> [Aim 1]: Translate this sentence from the court opinion into Spanish: "Appeal from the Supreme Court, Appellate Division, Third Department."

Opinion
Argued January 4, 1938
Decided March 8, 1938
Appeal from the Supreme Court, Appellate Division, Third Department.
John J. Bennett, Jr., Attorney-General ( Edward J. Grogan, Jr., Henry Epstein and Timothy F. Cohan of counsel), for appellants. Addison B. Scoville and Alfred T. Davison for respondents.
The relators instituted a certiorari proceeding for the purpose of reviewing the special franchise assessment of the New York Queens County Railway Company in the borough of Queens for the year 1936. The relators are the receivers of the property of the New York Queens County Railway Company, which is subject to the lien of the mortgage originally made by the Steinway Railway Company of Long Island City, and they maintain and operate a street surface railroad covered by such mortgage.
The State Tax Commission, on or about October 21, 1935, sent a notice to the relators of a tentative special franchise valuation and tentative rate of classification against the street railroad so operated in the borough of Queens, city of New York, which notice stated that the State Tax Commission would meet at its office in the city of Albany on the 26th day of November, 1935, to hear and determine any complaint concerning such valuation and rate of classification; and stating that, in case of objection, a written protest must be verified and filed at least fifteen days before the date of hearing, as provided in section 45-a of the Tax Law (Cons. Laws, ch. 60).

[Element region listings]
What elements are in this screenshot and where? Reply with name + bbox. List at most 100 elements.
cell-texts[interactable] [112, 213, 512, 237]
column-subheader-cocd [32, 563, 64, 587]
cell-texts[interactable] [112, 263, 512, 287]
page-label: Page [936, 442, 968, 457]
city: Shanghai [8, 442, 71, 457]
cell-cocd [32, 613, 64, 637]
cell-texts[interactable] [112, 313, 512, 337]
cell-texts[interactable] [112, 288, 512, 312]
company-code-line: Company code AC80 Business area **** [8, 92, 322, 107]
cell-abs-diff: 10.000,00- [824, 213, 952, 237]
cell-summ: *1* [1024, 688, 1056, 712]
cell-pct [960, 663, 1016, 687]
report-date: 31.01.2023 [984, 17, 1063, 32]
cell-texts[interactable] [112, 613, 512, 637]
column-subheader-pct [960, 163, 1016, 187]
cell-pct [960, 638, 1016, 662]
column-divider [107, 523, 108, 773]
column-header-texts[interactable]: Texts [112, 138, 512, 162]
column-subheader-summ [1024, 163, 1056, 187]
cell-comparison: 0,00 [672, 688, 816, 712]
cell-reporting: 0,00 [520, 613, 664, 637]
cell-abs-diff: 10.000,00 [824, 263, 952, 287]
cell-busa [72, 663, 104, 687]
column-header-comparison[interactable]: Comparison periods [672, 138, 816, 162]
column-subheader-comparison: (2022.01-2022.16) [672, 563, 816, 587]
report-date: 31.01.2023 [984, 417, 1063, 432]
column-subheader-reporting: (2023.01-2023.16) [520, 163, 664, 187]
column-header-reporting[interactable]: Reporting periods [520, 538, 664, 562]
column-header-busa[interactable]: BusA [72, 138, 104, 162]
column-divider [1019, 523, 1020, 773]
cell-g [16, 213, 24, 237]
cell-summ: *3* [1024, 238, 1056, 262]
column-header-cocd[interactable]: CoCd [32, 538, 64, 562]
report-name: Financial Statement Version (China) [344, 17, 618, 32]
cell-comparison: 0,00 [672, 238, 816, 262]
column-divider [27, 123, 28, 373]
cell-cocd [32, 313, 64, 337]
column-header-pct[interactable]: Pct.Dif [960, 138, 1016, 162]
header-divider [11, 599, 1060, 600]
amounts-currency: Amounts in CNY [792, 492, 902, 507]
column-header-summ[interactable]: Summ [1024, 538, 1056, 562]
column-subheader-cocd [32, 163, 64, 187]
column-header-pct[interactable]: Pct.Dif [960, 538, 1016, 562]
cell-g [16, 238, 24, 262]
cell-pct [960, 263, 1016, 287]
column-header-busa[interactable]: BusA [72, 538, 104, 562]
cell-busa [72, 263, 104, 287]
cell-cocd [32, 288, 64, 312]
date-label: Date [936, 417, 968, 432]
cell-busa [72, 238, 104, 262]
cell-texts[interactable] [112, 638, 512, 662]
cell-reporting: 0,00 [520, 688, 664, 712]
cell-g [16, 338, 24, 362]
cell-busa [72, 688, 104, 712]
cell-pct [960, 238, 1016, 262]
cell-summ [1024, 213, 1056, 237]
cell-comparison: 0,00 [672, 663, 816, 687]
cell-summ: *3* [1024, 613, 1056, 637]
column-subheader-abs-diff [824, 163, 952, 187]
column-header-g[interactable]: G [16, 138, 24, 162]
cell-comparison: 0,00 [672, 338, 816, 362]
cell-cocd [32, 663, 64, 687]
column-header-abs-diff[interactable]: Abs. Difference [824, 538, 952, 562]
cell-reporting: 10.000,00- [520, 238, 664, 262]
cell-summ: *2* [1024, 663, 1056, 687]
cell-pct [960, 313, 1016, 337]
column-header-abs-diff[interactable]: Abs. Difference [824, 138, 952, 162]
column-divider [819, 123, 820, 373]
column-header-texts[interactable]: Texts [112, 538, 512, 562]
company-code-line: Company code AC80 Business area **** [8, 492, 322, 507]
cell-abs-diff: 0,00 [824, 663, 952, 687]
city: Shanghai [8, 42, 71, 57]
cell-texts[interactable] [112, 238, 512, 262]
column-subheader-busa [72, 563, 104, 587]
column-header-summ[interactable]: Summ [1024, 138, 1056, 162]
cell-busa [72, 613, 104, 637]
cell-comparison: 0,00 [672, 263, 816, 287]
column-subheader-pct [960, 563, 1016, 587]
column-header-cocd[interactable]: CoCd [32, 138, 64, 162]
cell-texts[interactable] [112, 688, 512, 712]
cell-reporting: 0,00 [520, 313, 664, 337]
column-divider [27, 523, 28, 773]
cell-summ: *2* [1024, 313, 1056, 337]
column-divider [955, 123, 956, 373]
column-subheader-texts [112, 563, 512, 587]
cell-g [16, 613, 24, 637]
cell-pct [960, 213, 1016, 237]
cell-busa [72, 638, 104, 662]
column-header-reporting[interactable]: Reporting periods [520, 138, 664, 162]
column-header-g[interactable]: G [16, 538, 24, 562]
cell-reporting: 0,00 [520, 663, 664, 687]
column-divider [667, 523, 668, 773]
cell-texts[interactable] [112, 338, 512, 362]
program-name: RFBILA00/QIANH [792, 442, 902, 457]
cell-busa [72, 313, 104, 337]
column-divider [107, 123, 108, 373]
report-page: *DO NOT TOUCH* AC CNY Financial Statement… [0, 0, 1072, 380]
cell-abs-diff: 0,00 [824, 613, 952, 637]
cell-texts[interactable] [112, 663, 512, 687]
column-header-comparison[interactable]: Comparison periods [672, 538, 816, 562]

> [Aim 2]: Gather every line of the records that contains the string "area", matching case exactly.

> [Worked answer 1]: Apelación del Tribunal Supremo, División de Apelaciones, Tercer Departamento.

> [Worked answer 2]:
company-code-line: Company code AC80 Business area **** [8, 92, 322, 107]
company-code-line: Company code AC80 Business area **** [8, 492, 322, 507]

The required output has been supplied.